PROBLEM TO WORK ON ::
Produce a verbatim copy of the entries listed below.

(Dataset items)
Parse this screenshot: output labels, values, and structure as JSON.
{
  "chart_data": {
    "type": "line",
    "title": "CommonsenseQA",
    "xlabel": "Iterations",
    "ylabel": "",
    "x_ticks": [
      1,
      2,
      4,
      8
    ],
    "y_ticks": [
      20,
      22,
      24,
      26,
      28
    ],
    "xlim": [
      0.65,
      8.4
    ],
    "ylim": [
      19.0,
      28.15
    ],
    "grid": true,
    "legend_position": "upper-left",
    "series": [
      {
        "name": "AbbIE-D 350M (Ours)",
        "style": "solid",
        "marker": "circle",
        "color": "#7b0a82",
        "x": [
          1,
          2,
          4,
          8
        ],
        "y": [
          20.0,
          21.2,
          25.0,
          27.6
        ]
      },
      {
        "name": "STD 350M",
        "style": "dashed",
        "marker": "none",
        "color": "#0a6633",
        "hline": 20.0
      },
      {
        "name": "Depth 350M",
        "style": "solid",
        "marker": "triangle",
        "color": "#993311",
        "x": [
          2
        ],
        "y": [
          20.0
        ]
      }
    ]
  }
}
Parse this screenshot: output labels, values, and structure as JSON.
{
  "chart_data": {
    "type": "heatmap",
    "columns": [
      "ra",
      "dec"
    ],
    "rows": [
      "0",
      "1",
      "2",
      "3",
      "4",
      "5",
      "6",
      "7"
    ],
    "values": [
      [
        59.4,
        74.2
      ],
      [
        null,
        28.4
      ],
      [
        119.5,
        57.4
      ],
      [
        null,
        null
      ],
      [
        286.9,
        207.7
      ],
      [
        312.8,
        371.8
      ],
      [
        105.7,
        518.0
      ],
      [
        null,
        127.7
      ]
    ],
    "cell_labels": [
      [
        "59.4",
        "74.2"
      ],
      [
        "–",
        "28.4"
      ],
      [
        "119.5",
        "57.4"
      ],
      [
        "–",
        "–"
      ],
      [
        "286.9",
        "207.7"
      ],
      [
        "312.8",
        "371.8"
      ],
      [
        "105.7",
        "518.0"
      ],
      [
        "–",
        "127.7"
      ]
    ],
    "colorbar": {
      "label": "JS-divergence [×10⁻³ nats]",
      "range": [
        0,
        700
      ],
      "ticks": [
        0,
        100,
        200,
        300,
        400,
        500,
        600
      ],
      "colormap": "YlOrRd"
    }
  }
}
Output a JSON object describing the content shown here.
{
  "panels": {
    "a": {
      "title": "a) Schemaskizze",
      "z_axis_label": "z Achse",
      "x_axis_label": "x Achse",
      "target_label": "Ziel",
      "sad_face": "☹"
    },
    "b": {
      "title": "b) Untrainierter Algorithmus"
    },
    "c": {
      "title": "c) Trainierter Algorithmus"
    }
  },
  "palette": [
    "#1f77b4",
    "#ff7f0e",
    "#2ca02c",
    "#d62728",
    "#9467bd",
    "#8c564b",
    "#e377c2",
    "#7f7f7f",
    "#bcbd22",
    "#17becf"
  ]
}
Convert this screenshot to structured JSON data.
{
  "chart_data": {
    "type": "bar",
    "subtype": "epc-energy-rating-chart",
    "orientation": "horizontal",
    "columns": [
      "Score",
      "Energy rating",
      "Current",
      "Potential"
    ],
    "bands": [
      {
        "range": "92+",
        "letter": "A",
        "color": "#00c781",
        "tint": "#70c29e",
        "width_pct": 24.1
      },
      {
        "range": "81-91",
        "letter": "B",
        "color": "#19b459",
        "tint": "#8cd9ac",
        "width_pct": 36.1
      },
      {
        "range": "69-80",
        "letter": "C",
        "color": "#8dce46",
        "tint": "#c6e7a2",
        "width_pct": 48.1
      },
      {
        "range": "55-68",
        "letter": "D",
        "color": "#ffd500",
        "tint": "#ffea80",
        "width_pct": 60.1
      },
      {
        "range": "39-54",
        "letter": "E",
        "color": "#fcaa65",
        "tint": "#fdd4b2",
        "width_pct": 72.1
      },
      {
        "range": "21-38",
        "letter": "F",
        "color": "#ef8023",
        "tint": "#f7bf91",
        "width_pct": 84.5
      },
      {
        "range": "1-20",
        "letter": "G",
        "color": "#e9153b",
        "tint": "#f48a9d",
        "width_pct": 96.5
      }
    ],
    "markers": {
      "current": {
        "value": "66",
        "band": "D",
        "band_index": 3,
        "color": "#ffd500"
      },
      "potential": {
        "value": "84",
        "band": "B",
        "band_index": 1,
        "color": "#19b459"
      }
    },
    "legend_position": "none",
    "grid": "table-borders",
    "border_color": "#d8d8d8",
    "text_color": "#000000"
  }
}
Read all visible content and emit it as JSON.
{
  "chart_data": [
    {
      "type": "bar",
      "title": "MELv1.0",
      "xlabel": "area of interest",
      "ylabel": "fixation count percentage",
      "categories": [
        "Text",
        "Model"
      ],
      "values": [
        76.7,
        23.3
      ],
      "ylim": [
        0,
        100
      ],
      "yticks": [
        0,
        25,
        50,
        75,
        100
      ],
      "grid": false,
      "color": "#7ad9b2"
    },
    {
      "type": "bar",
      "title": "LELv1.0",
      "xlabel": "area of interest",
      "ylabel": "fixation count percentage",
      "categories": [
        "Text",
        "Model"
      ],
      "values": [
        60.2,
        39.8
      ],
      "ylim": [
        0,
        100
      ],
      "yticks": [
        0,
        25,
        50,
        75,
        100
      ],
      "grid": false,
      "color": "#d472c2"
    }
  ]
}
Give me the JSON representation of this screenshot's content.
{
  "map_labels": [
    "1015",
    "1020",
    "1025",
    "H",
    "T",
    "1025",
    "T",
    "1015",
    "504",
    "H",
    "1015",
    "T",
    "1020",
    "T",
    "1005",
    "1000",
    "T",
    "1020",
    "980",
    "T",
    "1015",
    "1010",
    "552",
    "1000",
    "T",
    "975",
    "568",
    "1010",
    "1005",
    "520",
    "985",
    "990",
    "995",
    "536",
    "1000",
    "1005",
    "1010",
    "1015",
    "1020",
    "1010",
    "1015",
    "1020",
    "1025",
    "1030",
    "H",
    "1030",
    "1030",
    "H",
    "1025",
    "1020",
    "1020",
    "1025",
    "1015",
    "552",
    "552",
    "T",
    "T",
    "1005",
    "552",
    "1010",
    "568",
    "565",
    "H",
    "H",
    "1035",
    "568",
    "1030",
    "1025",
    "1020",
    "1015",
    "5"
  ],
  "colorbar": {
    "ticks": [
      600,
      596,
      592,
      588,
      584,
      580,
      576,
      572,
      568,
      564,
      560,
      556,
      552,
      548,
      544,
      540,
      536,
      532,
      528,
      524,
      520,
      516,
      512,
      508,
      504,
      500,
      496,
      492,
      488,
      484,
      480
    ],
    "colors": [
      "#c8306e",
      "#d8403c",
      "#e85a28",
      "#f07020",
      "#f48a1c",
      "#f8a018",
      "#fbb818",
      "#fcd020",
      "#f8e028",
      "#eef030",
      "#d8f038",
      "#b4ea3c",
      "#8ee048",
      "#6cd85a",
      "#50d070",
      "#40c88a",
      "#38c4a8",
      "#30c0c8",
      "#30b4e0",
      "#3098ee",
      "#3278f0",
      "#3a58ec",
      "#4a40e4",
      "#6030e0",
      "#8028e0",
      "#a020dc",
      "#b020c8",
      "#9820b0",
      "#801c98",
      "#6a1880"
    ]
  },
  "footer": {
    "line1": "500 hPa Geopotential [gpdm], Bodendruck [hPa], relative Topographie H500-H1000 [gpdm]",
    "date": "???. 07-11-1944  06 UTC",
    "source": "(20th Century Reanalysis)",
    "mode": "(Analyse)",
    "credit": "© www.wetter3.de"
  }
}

FINISHED EXERCISE ::
Parse this screenshot: output labels, values, and structure as JSON.
{
  "chart_data": {
    "type": "line",
    "title": "CommonsenseQA",
    "xlabel": "Iterations",
    "ylabel": "",
    "x_ticks": [
      1,
      2,
      4,
      8
    ],
    "y_ticks": [
      20,
      22,
      24,
      26,
      28
    ],
    "xlim": [
      0.65,
      8.4
    ],
    "ylim": [
      19.0,
      28.15
    ],
    "grid": true,
    "legend_position": "upper-left",
    "series": [
      {
        "name": "AbbIE-D 350M (Ours)",
        "style": "solid",
        "marker": "circle",
        "color": "#7b0a82",
        "x": [
          1,
          2,
          4,
          8
        ],
        "y": [
          20.0,
          21.2,
          25.0,
          27.6
        ]
      },
      {
        "name": "STD 350M",
        "style": "dashed",
        "marker": "none",
        "color": "#0a6633",
        "hline": 20.0
      },
      {
        "name": "Depth 350M",
        "style": "solid",
        "marker": "triangle",
        "color": "#993311",
        "x": [
          2
        ],
        "y": [
          20.0
        ]
      }
    ]
  }
}
Parse this screenshot: output labels, values, and structure as JSON.
{
  "chart_data": {
    "type": "heatmap",
    "columns": [
      "ra",
      "dec"
    ],
    "rows": [
      "0",
      "1",
      "2",
      "3",
      "4",
      "5",
      "6",
      "7"
    ],
    "values": [
      [
        59.4,
        74.2
      ],
      [
        null,
        28.4
      ],
      [
        119.5,
        57.4
      ],
      [
        null,
        null
      ],
      [
        286.9,
        207.7
      ],
      [
        312.8,
        371.8
      ],
      [
        105.7,
        518.0
      ],
      [
        null,
        127.7
      ]
    ],
    "cell_labels": [
      [
        "59.4",
        "74.2"
      ],
      [
        "–",
        "28.4"
      ],
      [
        "119.5",
        "57.4"
      ],
      [
        "–",
        "–"
      ],
      [
        "286.9",
        "207.7"
      ],
      [
        "312.8",
        "371.8"
      ],
      [
        "105.7",
        "518.0"
      ],
      [
        "–",
        "127.7"
      ]
    ],
    "colorbar": {
      "label": "JS-divergence [×10⁻³ nats]",
      "range": [
        0,
        700
      ],
      "ticks": [
        0,
        100,
        200,
        300,
        400,
        500,
        600
      ],
      "colormap": "YlOrRd"
    }
  }
}
Output a JSON object describing the content shown here.
{
  "panels": {
    "a": {
      "title": "a) Schemaskizze",
      "z_axis_label": "z Achse",
      "x_axis_label": "x Achse",
      "target_label": "Ziel",
      "sad_face": "☹"
    },
    "b": {
      "title": "b) Untrainierter Algorithmus"
    },
    "c": {
      "title": "c) Trainierter Algorithmus"
    }
  },
  "palette": [
    "#1f77b4",
    "#ff7f0e",
    "#2ca02c",
    "#d62728",
    "#9467bd",
    "#8c564b",
    "#e377c2",
    "#7f7f7f",
    "#bcbd22",
    "#17becf"
  ]
}
Convert this screenshot to structured JSON data.
{
  "chart_data": {
    "type": "bar",
    "subtype": "epc-energy-rating-chart",
    "orientation": "horizontal",
    "columns": [
      "Score",
      "Energy rating",
      "Current",
      "Potential"
    ],
    "bands": [
      {
        "range": "92+",
        "letter": "A",
        "color": "#00c781",
        "tint": "#70c29e",
        "width_pct": 24.1
      },
      {
        "range": "81-91",
        "letter": "B",
        "color": "#19b459",
        "tint": "#8cd9ac",
        "width_pct": 36.1
      },
      {
        "range": "69-80",
        "letter": "C",
        "color": "#8dce46",
        "tint": "#c6e7a2",
        "width_pct": 48.1
      },
      {
        "range": "55-68",
        "letter": "D",
        "color": "#ffd500",
        "tint": "#ffea80",
        "width_pct": 60.1
      },
      {
        "range": "39-54",
        "letter": "E",
        "color": "#fcaa65",
        "tint": "#fdd4b2",
        "width_pct": 72.1
      },
      {
        "range": "21-38",
        "letter": "F",
        "color": "#ef8023",
        "tint": "#f7bf91",
        "width_pct": 84.5
      },
      {
        "range": "1-20",
        "letter": "G",
        "color": "#e9153b",
        "tint": "#f48a9d",
        "width_pct": 96.5
      }
    ],
    "markers": {
      "current": {
        "value": "66",
        "band": "D",
        "band_index": 3,
        "color": "#ffd500"
      },
      "potential": {
        "value": "84",
        "band": "B",
        "band_index": 1,
        "color": "#19b459"
      }
    },
    "legend_position": "none",
    "grid": "table-borders",
    "border_color": "#d8d8d8",
    "text_color": "#000000"
  }
}
Read all visible content and emit it as JSON.
{
  "chart_data": [
    {
      "type": "bar",
      "title": "MELv1.0",
      "xlabel": "area of interest",
      "ylabel": "fixation count percentage",
      "categories": [
        "Text",
        "Model"
      ],
      "values": [
        76.7,
        23.3
      ],
      "ylim": [
        0,
        100
      ],
      "yticks": [
        0,
        25,
        50,
        75,
        100
      ],
      "grid": false,
      "color": "#7ad9b2"
    },
    {
      "type": "bar",
      "title": "LELv1.0",
      "xlabel": "area of interest",
      "ylabel": "fixation count percentage",
      "categories": [
        "Text",
        "Model"
      ],
      "values": [
        60.2,
        39.8
      ],
      "ylim": [
        0,
        100
      ],
      "yticks": [
        0,
        25,
        50,
        75,
        100
      ],
      "grid": false,
      "color": "#d472c2"
    }
  ]
}
Give me the JSON representation of this screenshot's content.
{
  "map_labels": [
    "1015",
    "1020",
    "1025",
    "H",
    "T",
    "1025",
    "T",
    "1015",
    "504",
    "H",
    "1015",
    "T",
    "1020",
    "T",
    "1005",
    "1000",
    "T",
    "1020",
    "980",
    "T",
    "1015",
    "1010",
    "552",
    "1000",
    "T",
    "975",
    "568",
    "1010",
    "1005",
    "520",
    "985",
    "990",
    "995",
    "536",
    "1000",
    "1005",
    "1010",
    "1015",
    "1020",
    "1010",
    "1015",
    "1020",
    "1025",
    "1030",
    "H",
    "1030",
    "1030",
    "H",
    "1025",
    "1020",
    "1020",
    "1025",
    "1015",
    "552",
    "552",
    "T",
    "T",
    "1005",
    "552",
    "1010",
    "568",
    "565",
    "H",
    "H",
    "1035",
    "568",
    "1030",
    "1025",
    "1020",
    "1015",
    "5"
  ],
  "colorbar": {
    "ticks": [
      600,
      596,
      592,
      588,
      584,
      580,
      576,
      572,
      568,
      564,
      560,
      556,
      552,
      548,
      544,
      540,
      536,
      532,
      528,
      524,
      520,
      516,
      512,
      508,
      504,
      500,
      496,
      492,
      488,
      484,
      480
    ],
    "colors": [
      "#c8306e",
      "#d8403c",
      "#e85a28",
      "#f07020",
      "#f48a1c",
      "#f8a018",
      "#fbb818",
      "#fcd020",
      "#f8e028",
      "#eef030",
      "#d8f038",
      "#b4ea3c",
      "#8ee048",
      "#6cd85a",
      "#50d070",
      "#40c88a",
      "#38c4a8",
      "#30c0c8",
      "#30b4e0",
      "#3098ee",
      "#3278f0",
      "#3a58ec",
      "#4a40e4",
      "#6030e0",
      "#8028e0",
      "#a020dc",
      "#b020c8",
      "#9820b0",
      "#801c98",
      "#6a1880"
    ]
  },
  "footer": {
    "line1": "500 hPa Geopotential [gpdm], Bodendruck [hPa], relative Topographie H500-H1000 [gpdm]",
    "date": "???. 07-11-1944  06 UTC",
    "source": "(20th Century Reanalysis)",
    "mode": "(Analyse)",
    "credit": "© www.wetter3.de"
  }
}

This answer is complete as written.